Stated task |
Filter the data below for the string "オーストラリア旅行に行くならこの持ち物リストを見て行って" and copy each matching line.

---

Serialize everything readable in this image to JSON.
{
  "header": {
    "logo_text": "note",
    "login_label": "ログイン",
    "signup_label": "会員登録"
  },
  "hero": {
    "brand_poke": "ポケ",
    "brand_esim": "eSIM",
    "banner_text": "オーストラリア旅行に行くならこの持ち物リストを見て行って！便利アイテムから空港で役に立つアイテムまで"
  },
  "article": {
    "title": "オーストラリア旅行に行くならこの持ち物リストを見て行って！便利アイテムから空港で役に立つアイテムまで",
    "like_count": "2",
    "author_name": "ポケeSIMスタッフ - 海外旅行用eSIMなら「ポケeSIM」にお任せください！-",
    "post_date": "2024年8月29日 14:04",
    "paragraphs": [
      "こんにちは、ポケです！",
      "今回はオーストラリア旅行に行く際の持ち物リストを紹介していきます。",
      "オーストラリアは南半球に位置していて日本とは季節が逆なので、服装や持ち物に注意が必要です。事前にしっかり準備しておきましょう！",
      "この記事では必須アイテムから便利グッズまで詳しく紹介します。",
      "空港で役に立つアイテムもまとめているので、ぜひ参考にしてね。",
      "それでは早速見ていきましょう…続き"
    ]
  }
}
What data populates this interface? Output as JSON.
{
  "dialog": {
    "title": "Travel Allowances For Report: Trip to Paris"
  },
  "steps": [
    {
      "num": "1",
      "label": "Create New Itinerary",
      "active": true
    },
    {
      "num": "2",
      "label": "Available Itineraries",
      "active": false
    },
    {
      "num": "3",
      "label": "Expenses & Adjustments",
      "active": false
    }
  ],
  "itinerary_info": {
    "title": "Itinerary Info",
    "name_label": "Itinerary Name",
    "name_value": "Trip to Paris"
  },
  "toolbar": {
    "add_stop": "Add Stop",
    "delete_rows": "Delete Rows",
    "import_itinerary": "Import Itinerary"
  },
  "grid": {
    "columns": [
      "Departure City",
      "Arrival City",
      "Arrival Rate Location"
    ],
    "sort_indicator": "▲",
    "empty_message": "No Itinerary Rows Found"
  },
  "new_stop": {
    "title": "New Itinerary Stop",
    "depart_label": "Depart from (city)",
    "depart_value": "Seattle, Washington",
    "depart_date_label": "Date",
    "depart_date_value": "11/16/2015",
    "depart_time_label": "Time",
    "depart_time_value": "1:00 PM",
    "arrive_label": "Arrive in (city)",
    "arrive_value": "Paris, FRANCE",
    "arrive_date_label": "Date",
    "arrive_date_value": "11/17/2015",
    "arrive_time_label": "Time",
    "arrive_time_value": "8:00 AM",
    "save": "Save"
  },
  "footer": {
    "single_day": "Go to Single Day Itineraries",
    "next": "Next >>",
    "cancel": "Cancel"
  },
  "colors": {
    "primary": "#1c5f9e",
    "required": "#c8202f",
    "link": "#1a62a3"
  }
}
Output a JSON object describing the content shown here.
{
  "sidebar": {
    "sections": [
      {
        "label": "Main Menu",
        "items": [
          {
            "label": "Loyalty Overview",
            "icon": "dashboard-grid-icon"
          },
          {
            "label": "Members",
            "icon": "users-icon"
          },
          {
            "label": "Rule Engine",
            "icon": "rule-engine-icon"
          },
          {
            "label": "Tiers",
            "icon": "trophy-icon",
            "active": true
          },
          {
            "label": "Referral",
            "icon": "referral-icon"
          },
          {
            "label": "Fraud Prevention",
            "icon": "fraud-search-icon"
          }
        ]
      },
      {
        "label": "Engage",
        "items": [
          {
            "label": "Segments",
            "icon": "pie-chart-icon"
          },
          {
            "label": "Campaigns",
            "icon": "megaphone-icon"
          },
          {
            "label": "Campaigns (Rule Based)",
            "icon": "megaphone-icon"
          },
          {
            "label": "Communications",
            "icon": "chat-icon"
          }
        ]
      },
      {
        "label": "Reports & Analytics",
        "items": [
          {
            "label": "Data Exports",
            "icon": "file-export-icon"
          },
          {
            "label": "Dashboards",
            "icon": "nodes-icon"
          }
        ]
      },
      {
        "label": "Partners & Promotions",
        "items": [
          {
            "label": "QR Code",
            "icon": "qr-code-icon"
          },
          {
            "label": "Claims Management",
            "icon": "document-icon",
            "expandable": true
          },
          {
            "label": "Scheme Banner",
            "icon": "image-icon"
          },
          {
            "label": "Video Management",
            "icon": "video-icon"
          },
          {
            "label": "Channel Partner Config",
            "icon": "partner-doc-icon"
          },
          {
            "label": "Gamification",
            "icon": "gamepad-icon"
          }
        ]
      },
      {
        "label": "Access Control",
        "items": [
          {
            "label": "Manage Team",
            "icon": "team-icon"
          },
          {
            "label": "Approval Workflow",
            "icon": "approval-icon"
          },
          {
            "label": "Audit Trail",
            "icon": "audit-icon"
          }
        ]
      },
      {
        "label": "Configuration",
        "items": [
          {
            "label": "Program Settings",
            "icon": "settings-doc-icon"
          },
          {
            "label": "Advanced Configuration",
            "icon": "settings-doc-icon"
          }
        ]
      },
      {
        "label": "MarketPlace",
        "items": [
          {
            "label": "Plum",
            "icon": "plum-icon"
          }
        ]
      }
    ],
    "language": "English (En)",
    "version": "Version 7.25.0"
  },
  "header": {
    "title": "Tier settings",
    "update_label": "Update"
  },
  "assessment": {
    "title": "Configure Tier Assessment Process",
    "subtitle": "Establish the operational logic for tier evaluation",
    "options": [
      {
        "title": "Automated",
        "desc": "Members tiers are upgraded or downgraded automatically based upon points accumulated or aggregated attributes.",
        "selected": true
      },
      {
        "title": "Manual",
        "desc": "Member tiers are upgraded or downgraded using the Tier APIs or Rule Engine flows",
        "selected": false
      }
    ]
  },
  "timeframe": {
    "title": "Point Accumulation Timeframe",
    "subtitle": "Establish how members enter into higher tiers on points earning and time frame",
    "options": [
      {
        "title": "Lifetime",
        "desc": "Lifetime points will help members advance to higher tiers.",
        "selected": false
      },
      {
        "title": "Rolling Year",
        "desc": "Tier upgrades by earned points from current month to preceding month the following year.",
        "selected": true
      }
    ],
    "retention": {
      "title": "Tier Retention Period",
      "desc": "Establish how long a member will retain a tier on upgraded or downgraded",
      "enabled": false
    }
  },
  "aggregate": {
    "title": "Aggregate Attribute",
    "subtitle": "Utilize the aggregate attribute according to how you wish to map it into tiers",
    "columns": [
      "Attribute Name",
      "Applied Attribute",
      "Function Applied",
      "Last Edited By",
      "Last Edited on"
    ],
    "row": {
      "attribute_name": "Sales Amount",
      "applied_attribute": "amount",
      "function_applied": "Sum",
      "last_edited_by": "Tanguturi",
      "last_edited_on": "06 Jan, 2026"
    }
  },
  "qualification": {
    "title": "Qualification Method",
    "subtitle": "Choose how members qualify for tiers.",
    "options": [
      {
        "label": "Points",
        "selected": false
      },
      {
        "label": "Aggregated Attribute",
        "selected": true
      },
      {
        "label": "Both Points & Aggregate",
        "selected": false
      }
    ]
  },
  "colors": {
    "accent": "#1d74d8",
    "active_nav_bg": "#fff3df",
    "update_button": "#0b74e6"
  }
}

---

Task response |
    "banner_text": "オーストラリア旅行に行くならこの持ち物リストを見て行って！便利アイテムから空港で役に立つアイテムまで"
    "title": "オーストラリア旅行に行くならこの持ち物リストを見て行って！便利アイテムから空港で役に立つアイテムまで",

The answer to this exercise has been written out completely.